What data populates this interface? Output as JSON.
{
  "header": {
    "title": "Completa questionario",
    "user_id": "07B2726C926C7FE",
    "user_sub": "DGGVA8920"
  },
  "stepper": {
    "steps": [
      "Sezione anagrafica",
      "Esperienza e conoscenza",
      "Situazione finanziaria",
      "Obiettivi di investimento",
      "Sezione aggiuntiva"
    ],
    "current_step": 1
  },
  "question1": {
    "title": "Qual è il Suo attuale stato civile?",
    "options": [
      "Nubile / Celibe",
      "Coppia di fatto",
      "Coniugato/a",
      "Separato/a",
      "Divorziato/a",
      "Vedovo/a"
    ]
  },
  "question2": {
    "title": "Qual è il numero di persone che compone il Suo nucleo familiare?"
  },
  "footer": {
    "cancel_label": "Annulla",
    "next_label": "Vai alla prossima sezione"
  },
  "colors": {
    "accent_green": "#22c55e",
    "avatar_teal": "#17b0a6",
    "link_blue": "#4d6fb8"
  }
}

Goal: Repeat the entries exactly, all of them.

Answer to this exercise:
What data populates this interface? Output as JSON.
{
  "header": {
    "title": "Completa questionario",
    "user_id": "07B2726C926C7FE",
    "user_sub": "DGGVA8920"
  },
  "stepper": {
    "steps": [
      "Sezione anagrafica",
      "Esperienza e conoscenza",
      "Situazione finanziaria",
      "Obiettivi di investimento",
      "Sezione aggiuntiva"
    ],
    "current_step": 1
  },
  "question1": {
    "title": "Qual è il Suo attuale stato civile?",
    "options": [
      "Nubile / Celibe",
      "Coppia di fatto",
      "Coniugato/a",
      "Separato/a",
      "Divorziato/a",
      "Vedovo/a"
    ]
  },
  "question2": {
    "title": "Qual è il numero di persone che compone il Suo nucleo familiare?"
  },
  "footer": {
    "cancel_label": "Annulla",
    "next_label": "Vai alla prossima sezione"
  },
  "colors": {
    "accent_green": "#22c55e",
    "avatar_teal": "#17b0a6",
    "link_blue": "#4d6fb8"
  }
}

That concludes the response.